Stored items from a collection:

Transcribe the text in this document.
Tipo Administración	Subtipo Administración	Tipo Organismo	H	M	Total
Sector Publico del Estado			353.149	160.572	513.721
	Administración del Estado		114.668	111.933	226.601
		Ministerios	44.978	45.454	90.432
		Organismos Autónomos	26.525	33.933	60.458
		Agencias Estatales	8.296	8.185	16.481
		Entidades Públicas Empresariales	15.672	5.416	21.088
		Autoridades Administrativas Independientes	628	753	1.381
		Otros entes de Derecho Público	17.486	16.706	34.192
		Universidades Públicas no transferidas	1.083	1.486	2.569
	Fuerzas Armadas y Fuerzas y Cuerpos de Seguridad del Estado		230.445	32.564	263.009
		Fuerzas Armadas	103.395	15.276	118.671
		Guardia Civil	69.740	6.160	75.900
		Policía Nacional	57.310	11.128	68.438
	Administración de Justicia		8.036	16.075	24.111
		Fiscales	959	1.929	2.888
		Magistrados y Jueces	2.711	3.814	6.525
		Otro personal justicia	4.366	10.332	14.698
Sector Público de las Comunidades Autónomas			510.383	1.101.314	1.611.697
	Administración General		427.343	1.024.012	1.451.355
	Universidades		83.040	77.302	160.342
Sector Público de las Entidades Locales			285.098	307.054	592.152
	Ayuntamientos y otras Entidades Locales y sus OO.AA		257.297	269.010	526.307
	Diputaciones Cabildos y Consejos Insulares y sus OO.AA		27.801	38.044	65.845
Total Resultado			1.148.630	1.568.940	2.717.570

**Problem details:** Repeat the data precisely, line by line.

**Worked solution:**
Transcribe the text in this document.
Tipo Administración	Subtipo Administración	Tipo Organismo	H	M	Total
Sector Publico del Estado			353.149	160.572	513.721
	Administración del Estado		114.668	111.933	226.601
		Ministerios	44.978	45.454	90.432
		Organismos Autónomos	26.525	33.933	60.458
		Agencias Estatales	8.296	8.185	16.481
		Entidades Públicas Empresariales	15.672	5.416	21.088
		Autoridades Administrativas Independientes	628	753	1.381
		Otros entes de Derecho Público	17.486	16.706	34.192
		Universidades Públicas no transferidas	1.083	1.486	2.569
	Fuerzas Armadas y Fuerzas y Cuerpos de Seguridad del Estado		230.445	32.564	263.009
		Fuerzas Armadas	103.395	15.276	118.671
		Guardia Civil	69.740	6.160	75.900
		Policía Nacional	57.310	11.128	68.438
	Administración de Justicia		8.036	16.075	24.111
		Fiscales	959	1.929	2.888
		Magistrados y Jueces	2.711	3.814	6.525
		Otro personal justicia	4.366	10.332	14.698
Sector Público de las Comunidades Autónomas			510.383	1.101.314	1.611.697
	Administración General		427.343	1.024.012	1.451.355
	Universidades		83.040	77.302	160.342
Sector Público de las Entidades Locales			285.098	307.054	592.152
	Ayuntamientos y otras Entidades Locales y sus OO.AA		257.297	269.010	526.307
	Diputaciones Cabildos y Consejos Insulares y sus OO.AA		27.801	38.044	65.845
Total Resultado			1.148.630	1.568.940	2.717.570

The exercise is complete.